▶ [DESCRIPTION OF THE TASK]:
Scan each line of the records for the word "right" and extract the ones that have it.

(Records from a data collection)
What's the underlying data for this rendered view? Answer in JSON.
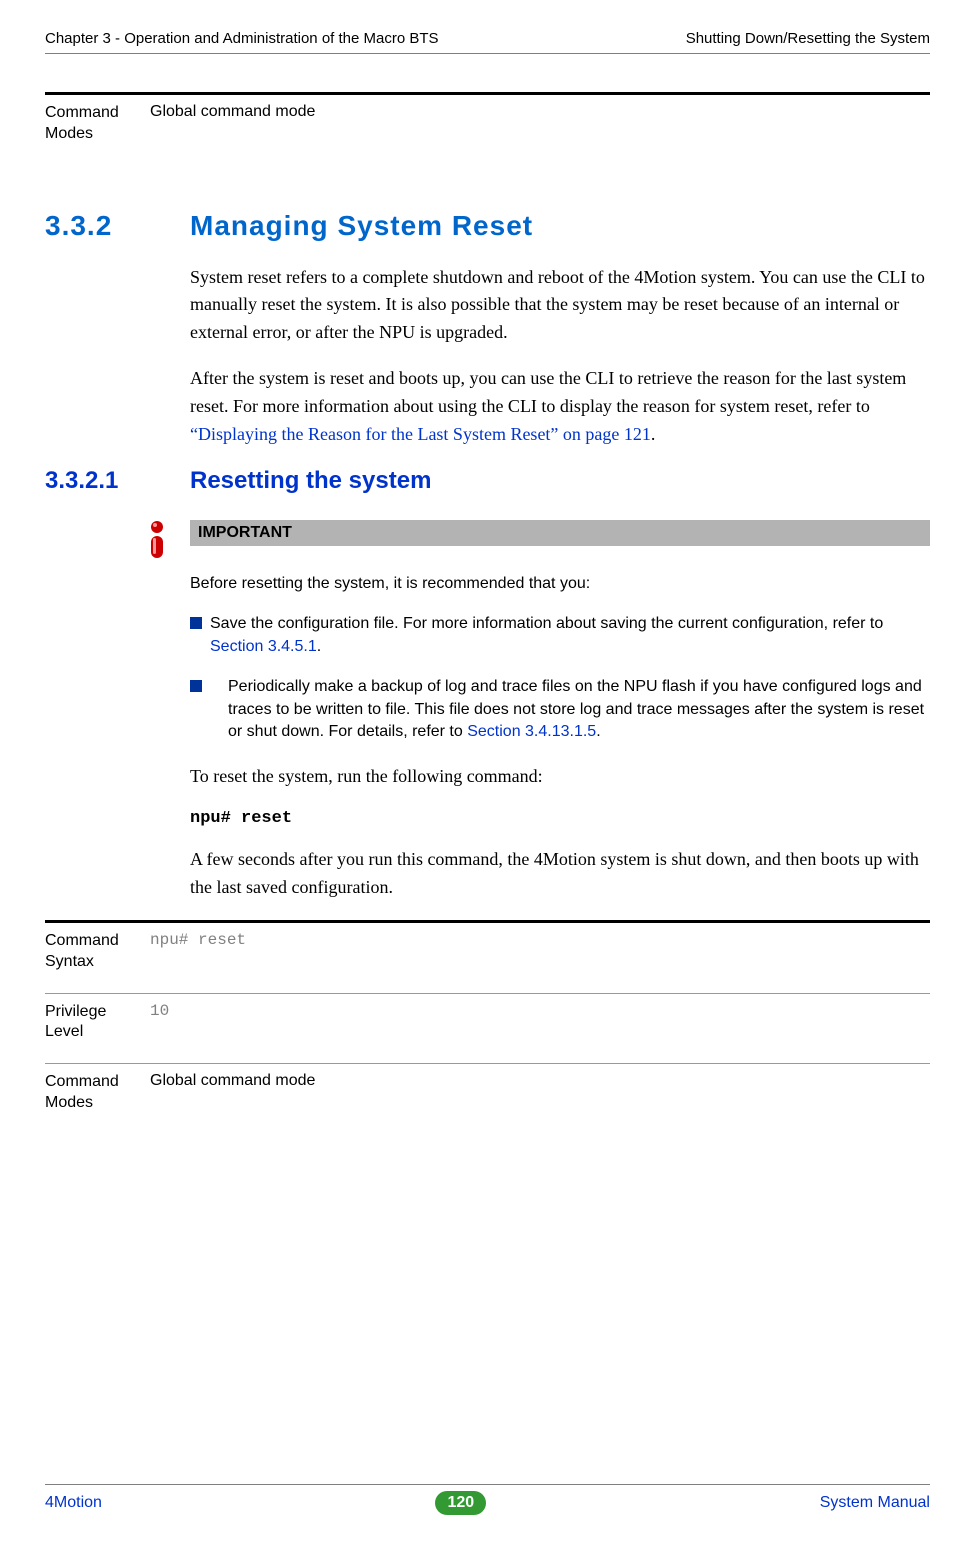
{
  "header": {
    "left": "Chapter 3 - Operation and Administration of the Macro BTS",
    "right": "Shutting Down/Resetting the System"
  },
  "top_table": {
    "rows": [
      {
        "label": "Command Modes",
        "value": "Global command mode",
        "mono": false
      }
    ]
  },
  "section": {
    "num": "3.3.2",
    "title": "Managing System Reset",
    "p1": "System reset refers to a complete shutdown and reboot of the 4Motion system. You can use the CLI to manually reset the system. It is also possible that the system may be reset because of an internal or external error, or after the NPU is upgraded.",
    "p2a": "After the system is reset and boots up, you can use the CLI to retrieve the reason for the last system reset. For more information about using the CLI to display the reason for system reset, refer to ",
    "p2_link": "“Displaying the Reason for the Last System Reset” on page 121",
    "p2b": "."
  },
  "subsection": {
    "num": "3.3.2.1",
    "title": "Resetting the system"
  },
  "important": {
    "label": "IMPORTANT",
    "intro": "Before resetting the system, it is recommended that you:",
    "bullet1a": "Save the configuration file. For more information about saving the current configuration, refer to ",
    "bullet1_link": "Section 3.4.5.1",
    "bullet1b": ".",
    "bullet2a": "Periodically make a backup of log and trace files on the NPU flash if you have configured logs and traces to be written to file. This file does not store log and trace messages after the system is reset or shut down. For details, refer to ",
    "bullet2_link": "Section 3.4.13.1.5",
    "bullet2b": "."
  },
  "after_important": {
    "p1": "To reset the system, run the following command:",
    "cmd": "npu# reset",
    "p2": "A few seconds after you run this command, the 4Motion system is shut down, and then boots up with the last saved configuration."
  },
  "bottom_table": {
    "rows": [
      {
        "label": "Command Syntax",
        "value": "npu# reset",
        "mono": true
      },
      {
        "label": "Privilege Level",
        "value": "10",
        "mono": true
      },
      {
        "label": "Command Modes",
        "value": "Global command mode",
        "mono": false
      }
    ]
  },
  "footer": {
    "left": "4Motion",
    "page": "120",
    "right": "System Manual"
  }
}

▶ [RESULT FOR THIS EXERCISE]:
    "right": "Shutting Down/Resetting the System"
    "right": "System Manual"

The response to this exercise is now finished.